## WHAT NEEDS TO BE DONE
Copy every line from the material below that holds "title".

[Entries from a dataset]
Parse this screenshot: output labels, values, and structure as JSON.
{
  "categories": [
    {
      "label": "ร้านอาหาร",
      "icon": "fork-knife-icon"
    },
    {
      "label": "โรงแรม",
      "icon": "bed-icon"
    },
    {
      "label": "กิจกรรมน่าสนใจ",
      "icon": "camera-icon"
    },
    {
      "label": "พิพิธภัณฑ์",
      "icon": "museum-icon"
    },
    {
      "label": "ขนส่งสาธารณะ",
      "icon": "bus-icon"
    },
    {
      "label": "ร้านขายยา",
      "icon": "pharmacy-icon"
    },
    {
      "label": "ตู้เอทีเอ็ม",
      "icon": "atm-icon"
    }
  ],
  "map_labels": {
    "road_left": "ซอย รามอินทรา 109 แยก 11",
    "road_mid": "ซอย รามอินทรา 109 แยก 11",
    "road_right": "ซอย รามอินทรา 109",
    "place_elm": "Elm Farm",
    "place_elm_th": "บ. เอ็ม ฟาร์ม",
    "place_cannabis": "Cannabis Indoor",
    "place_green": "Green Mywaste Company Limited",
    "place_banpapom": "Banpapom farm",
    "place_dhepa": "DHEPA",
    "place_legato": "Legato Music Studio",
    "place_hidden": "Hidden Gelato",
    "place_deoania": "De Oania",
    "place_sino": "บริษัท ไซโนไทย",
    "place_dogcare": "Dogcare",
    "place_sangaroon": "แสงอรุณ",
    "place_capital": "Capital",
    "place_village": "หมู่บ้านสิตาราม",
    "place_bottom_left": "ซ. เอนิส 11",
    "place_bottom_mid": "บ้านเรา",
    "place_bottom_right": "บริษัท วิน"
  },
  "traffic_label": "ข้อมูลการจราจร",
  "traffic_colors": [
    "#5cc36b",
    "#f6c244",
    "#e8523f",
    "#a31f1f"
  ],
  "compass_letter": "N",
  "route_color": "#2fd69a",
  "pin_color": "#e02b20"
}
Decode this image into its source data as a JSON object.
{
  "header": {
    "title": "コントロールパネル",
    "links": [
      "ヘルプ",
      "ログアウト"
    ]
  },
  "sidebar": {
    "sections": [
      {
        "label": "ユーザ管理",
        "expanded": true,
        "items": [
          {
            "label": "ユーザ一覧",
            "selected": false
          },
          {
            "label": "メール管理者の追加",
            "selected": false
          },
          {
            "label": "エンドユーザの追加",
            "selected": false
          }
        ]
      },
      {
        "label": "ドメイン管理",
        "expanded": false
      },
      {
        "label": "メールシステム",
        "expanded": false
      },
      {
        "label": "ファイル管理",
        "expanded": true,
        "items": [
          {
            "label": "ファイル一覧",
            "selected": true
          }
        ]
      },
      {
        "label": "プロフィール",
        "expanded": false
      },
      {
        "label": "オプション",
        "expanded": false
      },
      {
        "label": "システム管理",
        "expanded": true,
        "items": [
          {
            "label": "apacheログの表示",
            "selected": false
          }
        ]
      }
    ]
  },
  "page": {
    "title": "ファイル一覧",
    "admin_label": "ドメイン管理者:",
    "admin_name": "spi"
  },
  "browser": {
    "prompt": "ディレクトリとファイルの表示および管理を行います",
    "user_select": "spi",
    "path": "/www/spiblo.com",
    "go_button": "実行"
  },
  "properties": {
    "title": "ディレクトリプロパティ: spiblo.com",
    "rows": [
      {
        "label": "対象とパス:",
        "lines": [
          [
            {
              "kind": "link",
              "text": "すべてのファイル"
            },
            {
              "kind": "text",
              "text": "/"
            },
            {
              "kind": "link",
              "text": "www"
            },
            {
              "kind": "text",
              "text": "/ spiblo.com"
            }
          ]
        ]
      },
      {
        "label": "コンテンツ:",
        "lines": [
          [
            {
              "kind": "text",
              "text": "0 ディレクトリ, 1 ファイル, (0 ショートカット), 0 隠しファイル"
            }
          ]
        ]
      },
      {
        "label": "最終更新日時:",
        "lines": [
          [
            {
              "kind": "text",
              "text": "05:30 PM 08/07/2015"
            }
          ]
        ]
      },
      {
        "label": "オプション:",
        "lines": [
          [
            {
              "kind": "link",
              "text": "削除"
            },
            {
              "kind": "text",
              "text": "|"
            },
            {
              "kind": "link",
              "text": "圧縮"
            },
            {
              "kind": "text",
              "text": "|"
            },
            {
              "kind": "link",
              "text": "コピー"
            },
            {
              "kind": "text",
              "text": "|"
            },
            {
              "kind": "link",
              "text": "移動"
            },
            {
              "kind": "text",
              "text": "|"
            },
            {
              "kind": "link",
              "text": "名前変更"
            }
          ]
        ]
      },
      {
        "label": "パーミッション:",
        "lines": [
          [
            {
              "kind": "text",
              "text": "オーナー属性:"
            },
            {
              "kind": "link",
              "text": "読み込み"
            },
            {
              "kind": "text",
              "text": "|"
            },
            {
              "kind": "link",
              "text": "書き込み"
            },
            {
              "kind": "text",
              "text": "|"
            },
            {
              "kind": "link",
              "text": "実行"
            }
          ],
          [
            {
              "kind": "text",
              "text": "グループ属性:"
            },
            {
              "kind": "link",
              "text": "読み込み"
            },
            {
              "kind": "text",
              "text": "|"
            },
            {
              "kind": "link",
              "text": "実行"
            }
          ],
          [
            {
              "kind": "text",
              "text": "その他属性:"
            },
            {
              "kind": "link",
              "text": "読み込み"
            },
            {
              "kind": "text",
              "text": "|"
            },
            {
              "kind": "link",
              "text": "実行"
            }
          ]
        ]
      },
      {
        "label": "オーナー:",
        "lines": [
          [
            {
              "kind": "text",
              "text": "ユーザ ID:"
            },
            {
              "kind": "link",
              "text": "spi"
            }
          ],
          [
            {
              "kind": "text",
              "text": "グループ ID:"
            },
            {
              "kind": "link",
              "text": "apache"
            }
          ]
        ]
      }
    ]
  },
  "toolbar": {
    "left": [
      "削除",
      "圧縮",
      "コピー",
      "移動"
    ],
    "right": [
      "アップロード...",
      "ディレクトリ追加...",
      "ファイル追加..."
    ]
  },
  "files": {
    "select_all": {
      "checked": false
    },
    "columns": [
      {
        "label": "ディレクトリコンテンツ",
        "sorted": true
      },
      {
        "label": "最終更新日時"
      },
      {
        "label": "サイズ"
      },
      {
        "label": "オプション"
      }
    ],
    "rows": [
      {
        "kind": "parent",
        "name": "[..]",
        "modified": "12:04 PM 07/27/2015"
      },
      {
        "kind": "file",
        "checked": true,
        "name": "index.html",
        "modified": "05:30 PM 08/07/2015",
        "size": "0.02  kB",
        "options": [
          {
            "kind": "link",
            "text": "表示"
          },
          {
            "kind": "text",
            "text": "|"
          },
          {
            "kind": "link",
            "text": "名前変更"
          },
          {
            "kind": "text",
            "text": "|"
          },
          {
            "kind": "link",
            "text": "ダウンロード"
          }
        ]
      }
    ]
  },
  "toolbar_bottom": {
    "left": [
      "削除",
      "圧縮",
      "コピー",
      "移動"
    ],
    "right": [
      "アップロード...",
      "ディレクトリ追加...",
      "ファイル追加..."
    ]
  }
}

## OUTPUT BELOW
    "title": "コントロールパネル",
    "title": "ファイル一覧",
    "title": "ディレクトリプロパティ: spiblo.com",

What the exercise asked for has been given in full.